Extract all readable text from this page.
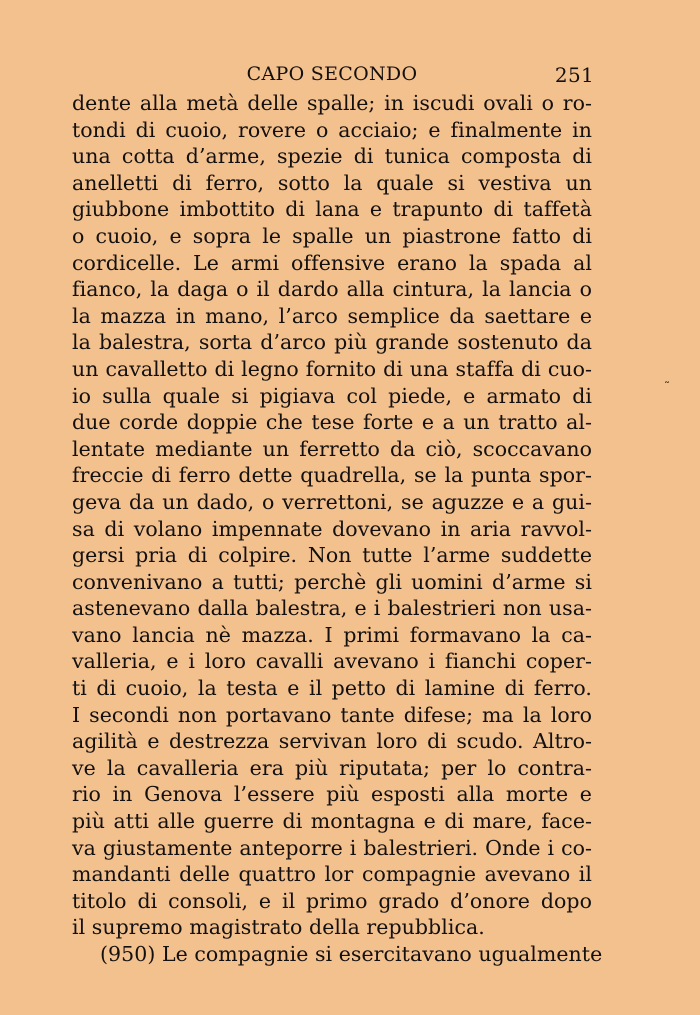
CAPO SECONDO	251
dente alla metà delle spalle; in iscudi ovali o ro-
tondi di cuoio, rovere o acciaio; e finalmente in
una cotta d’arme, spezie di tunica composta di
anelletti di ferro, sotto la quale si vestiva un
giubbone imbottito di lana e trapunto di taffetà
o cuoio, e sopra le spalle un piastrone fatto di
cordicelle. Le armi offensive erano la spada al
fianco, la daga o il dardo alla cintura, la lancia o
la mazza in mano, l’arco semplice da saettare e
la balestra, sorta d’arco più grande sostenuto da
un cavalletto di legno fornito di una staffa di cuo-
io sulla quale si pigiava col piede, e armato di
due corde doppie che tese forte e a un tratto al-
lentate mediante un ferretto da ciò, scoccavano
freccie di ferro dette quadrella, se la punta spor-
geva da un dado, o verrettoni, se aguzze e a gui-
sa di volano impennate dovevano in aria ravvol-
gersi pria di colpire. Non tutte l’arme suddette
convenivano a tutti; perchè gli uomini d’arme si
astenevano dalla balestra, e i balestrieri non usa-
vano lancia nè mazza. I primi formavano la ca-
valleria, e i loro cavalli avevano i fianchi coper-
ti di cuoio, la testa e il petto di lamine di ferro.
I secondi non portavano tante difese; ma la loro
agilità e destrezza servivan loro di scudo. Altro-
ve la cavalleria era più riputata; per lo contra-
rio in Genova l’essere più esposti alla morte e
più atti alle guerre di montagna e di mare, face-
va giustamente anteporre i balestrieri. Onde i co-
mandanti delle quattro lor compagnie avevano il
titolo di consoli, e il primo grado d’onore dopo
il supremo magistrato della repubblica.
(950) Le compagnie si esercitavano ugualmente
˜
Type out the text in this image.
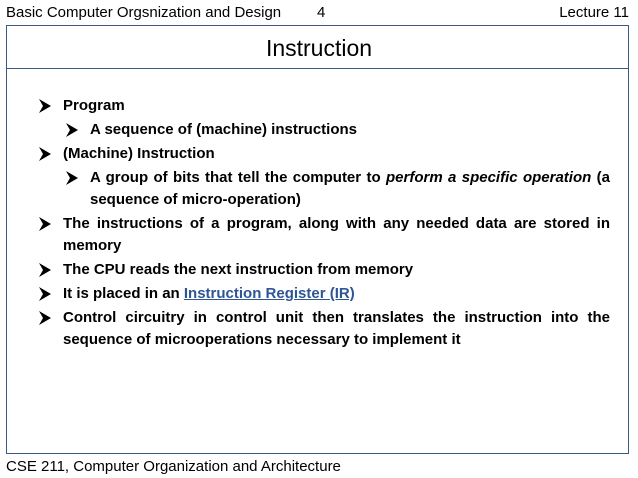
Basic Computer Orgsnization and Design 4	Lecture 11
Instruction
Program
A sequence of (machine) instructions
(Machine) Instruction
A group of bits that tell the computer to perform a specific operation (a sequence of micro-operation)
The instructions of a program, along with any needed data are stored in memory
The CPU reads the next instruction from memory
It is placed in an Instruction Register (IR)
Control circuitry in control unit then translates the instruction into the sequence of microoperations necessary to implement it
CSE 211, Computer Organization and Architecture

• **Do this**: Leave out the pictures and retype every line above exactly.

• **Expected answer**:
Extract all readable text from this page.
CAPO SECONDO	251
dente alla metà delle spalle; in iscudi ovali o ro-
tondi di cuoio, rovere o acciaio; e finalmente in
una cotta d’arme, spezie di tunica composta di
anelletti di ferro, sotto la quale si vestiva un
giubbone imbottito di lana e trapunto di taffetà
o cuoio, e sopra le spalle un piastrone fatto di
cordicelle. Le armi offensive erano la spada al
fianco, la daga o il dardo alla cintura, la lancia o
la mazza in mano, l’arco semplice da saettare e
la balestra, sorta d’arco più grande sostenuto da
un cavalletto di legno fornito di una staffa di cuo-
io sulla quale si pigiava col piede, e armato di
due corde doppie che tese forte e a un tratto al-
lentate mediante un ferretto da ciò, scoccavano
freccie di ferro dette quadrella, se la punta spor-
geva da un dado, o verrettoni, se aguzze e a gui-
sa di volano impennate dovevano in aria ravvol-
gersi pria di colpire. Non tutte l’arme suddette
convenivano a tutti; perchè gli uomini d’arme si
astenevano dalla balestra, e i balestrieri non usa-
vano lancia nè mazza. I primi formavano la ca-
valleria, e i loro cavalli avevano i fianchi coper-
ti di cuoio, la testa e il petto di lamine di ferro.
I secondi non portavano tante difese; ma la loro
agilità e destrezza servivan loro di scudo. Altro-
ve la cavalleria era più riputata; per lo contra-
rio in Genova l’essere più esposti alla morte e
più atti alle guerre di montagna e di mare, face-
va giustamente anteporre i balestrieri. Onde i co-
mandanti delle quattro lor compagnie avevano il
titolo di consoli, e il primo grado d’onore dopo
il supremo magistrato della repubblica.
(950) Le compagnie si esercitavano ugualmente
˜
Type out the text in this image.
Basic Computer Orgsnization and Design 4	Lecture 11
Instruction
Program
A sequence of (machine) instructions
(Machine) Instruction
A group of bits that tell the computer to perform a specific operation (a sequence of micro-operation)
The instructions of a program, along with any needed data are stored in memory
The CPU reads the next instruction from memory
It is placed in an Instruction Register (IR)
Control circuitry in control unit then translates the instruction into the sequence of microoperations necessary to implement it
CSE 211, Computer Organization and Architecture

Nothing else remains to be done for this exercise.